> _STATED EXERCISE_: Gather from the listing below each line that includes the word "Rate", and copy it.

::::::::

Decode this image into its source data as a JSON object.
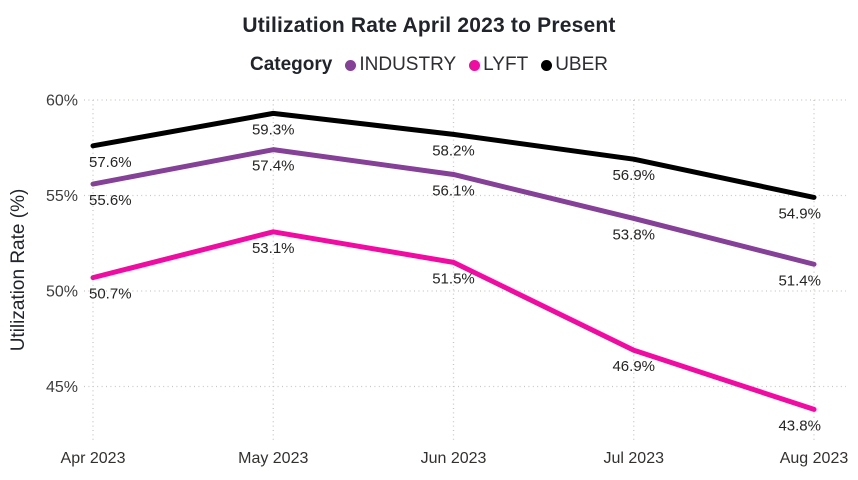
{
  "title": "Utilization Rate April 2023 to Present",
  "legend": {
    "label": "Category",
    "items": [
      {
        "name": "INDUSTRY",
        "color": "#854097"
      },
      {
        "name": "LYFT",
        "color": "#F10BA3"
      },
      {
        "name": "UBER",
        "color": "#000000"
      }
    ]
  },
  "chart_data": {
    "type": "line",
    "title": "Utilization Rate April 2023 to Present",
    "categories": [
      "Apr 2023",
      "May 2023",
      "Jun 2023",
      "Jul 2023",
      "Aug 2023"
    ],
    "series": [
      {
        "name": "INDUSTRY",
        "color": "#854097",
        "values": [
          55.6,
          57.4,
          56.1,
          53.8,
          51.4
        ]
      },
      {
        "name": "LYFT",
        "color": "#F10BA3",
        "values": [
          50.7,
          53.1,
          51.5,
          46.9,
          43.8
        ]
      },
      {
        "name": "UBER",
        "color": "#000000",
        "values": [
          57.6,
          59.3,
          58.2,
          56.9,
          54.9
        ]
      }
    ],
    "xlabel": "",
    "ylabel": "Utilization Rate (%)",
    "yticks": [
      60,
      55,
      50,
      45
    ],
    "ytick_labels": [
      "60%",
      "55%",
      "50%",
      "45%"
    ],
    "ylim": [
      42.5,
      61
    ],
    "grid": true,
    "gridstyle": "dotted",
    "legend_position": "top",
    "data_labels": true
  },
  "colors": {
    "background": "#FFFFFF",
    "text": "#252423",
    "grid": "#C9C7C5"
  }
}
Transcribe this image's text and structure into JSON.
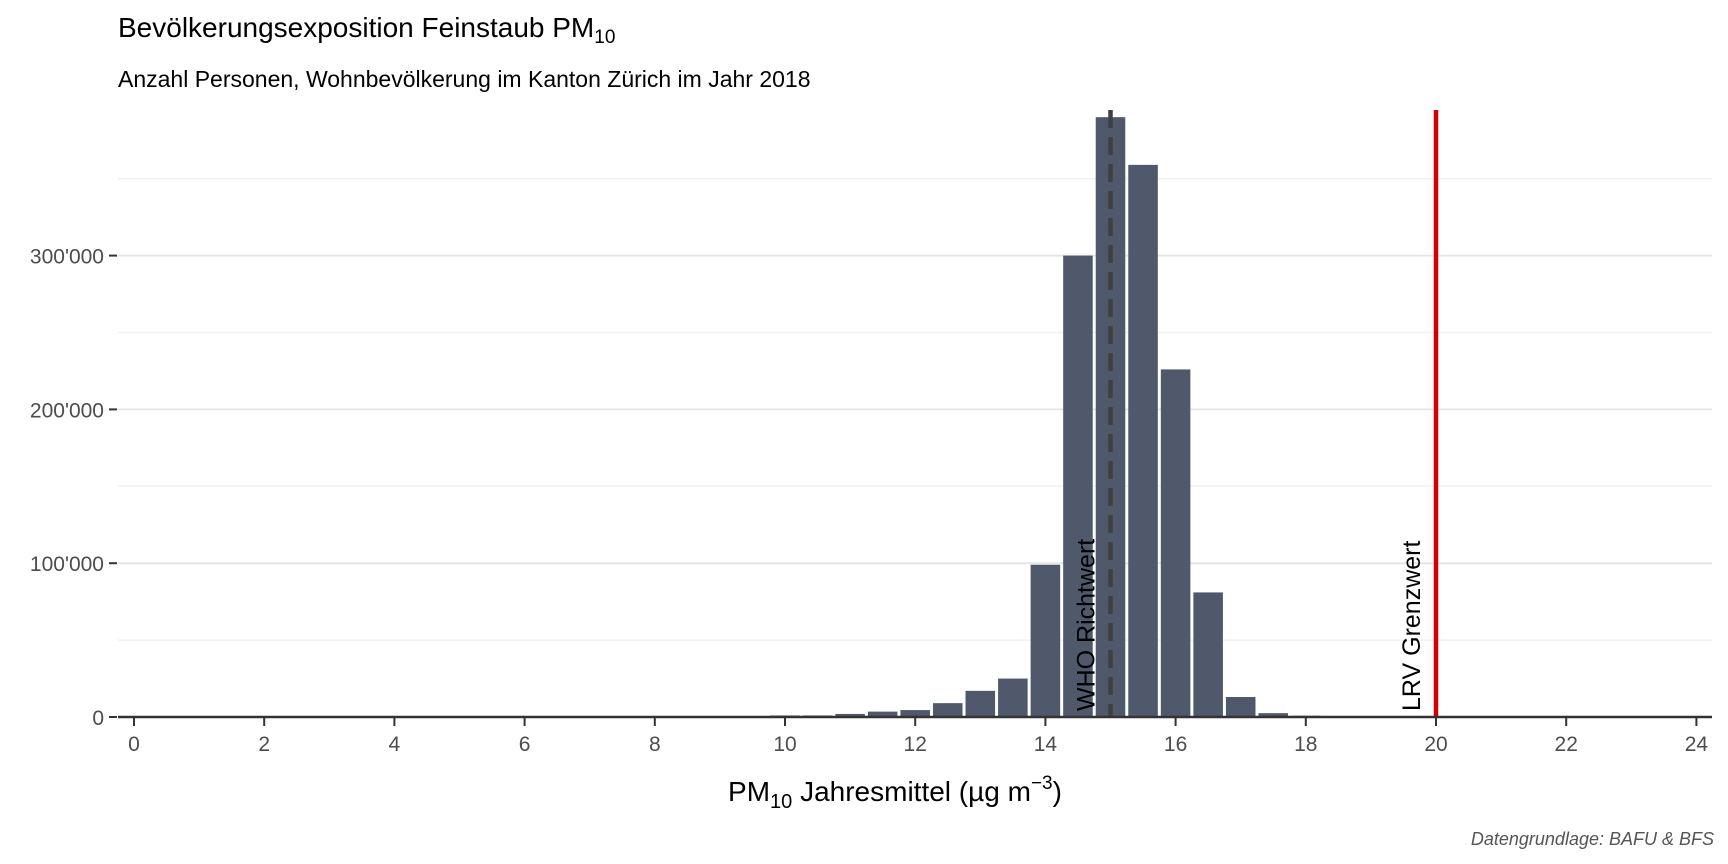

::::::::

> _RESULT OF THE EXERCISE_:
  "title": "Utilization Rate April 2023 to Present",
    "title": "Utilization Rate April 2023 to Present",
    "ylabel": "Utilization Rate (%)",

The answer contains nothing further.